Data records:
-------------------------
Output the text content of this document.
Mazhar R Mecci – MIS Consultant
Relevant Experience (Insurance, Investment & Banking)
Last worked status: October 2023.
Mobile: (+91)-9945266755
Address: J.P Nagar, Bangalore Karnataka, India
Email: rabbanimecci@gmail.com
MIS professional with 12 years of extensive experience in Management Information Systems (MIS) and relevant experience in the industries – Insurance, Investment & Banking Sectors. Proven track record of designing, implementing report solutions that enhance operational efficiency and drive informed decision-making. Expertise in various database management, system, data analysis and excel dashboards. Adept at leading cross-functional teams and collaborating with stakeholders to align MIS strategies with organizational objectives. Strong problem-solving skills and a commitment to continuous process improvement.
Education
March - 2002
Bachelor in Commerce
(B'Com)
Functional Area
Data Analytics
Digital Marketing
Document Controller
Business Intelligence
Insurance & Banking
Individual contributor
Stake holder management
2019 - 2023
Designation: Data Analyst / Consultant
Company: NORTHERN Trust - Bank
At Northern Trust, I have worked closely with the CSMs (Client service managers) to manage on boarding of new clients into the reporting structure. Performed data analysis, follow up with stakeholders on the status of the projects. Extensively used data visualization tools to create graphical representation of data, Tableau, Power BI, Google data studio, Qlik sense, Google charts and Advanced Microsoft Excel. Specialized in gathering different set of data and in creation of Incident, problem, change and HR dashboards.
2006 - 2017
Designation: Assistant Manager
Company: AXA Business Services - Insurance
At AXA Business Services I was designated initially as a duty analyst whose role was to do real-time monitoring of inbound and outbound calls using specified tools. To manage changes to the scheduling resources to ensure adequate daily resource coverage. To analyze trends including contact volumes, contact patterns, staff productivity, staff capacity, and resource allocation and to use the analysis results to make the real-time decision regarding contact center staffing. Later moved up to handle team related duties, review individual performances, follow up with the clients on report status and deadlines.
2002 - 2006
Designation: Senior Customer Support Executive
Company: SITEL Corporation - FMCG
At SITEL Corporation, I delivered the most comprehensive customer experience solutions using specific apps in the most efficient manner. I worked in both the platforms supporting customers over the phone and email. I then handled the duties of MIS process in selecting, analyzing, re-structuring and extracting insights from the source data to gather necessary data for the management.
-------------------------
WHAT TO PRODUCE: Return all of the entries word for word.

OUTPUT OF THE EXERCISE:
Output the text content of this document.
Mazhar R Mecci – MIS Consultant
Relevant Experience (Insurance, Investment & Banking)
Last worked status: October 2023.
Mobile: (+91)-9945266755
Address: J.P Nagar, Bangalore Karnataka, India
Email: rabbanimecci@gmail.com
MIS professional with 12 years of extensive experience in Management Information Systems (MIS) and relevant experience in the industries – Insurance, Investment & Banking Sectors. Proven track record of designing, implementing report solutions that enhance operational efficiency and drive informed decision-making. Expertise in various database management, system, data analysis and excel dashboards. Adept at leading cross-functional teams and collaborating with stakeholders to align MIS strategies with organizational objectives. Strong problem-solving skills and a commitment to continuous process improvement.
Education
March - 2002
Bachelor in Commerce
(B'Com)
Functional Area
Data Analytics
Digital Marketing
Document Controller
Business Intelligence
Insurance & Banking
Individual contributor
Stake holder management
2019 - 2023
Designation: Data Analyst / Consultant
Company: NORTHERN Trust - Bank
At Northern Trust, I have worked closely with the CSMs (Client service managers) to manage on boarding of new clients into the reporting structure. Performed data analysis, follow up with stakeholders on the status of the projects. Extensively used data visualization tools to create graphical representation of data, Tableau, Power BI, Google data studio, Qlik sense, Google charts and Advanced Microsoft Excel. Specialized in gathering different set of data and in creation of Incident, problem, change and HR dashboards.
2006 - 2017
Designation: Assistant Manager
Company: AXA Business Services - Insurance
At AXA Business Services I was designated initially as a duty analyst whose role was to do real-time monitoring of inbound and outbound calls using specified tools. To manage changes to the scheduling resources to ensure adequate daily resource coverage. To analyze trends including contact volumes, contact patterns, staff productivity, staff capacity, and resource allocation and to use the analysis results to make the real-time decision regarding contact center staffing. Later moved up to handle team related duties, review individual performances, follow up with the clients on report status and deadlines.
2002 - 2006
Designation: Senior Customer Support Executive
Company: SITEL Corporation - FMCG
At SITEL Corporation, I delivered the most comprehensive customer experience solutions using specific apps in the most efficient manner. I worked in both the platforms supporting customers over the phone and email. I then handled the duties of MIS process in selecting, analyzing, re-structuring and extracting insights from the source data to gather necessary data for the management.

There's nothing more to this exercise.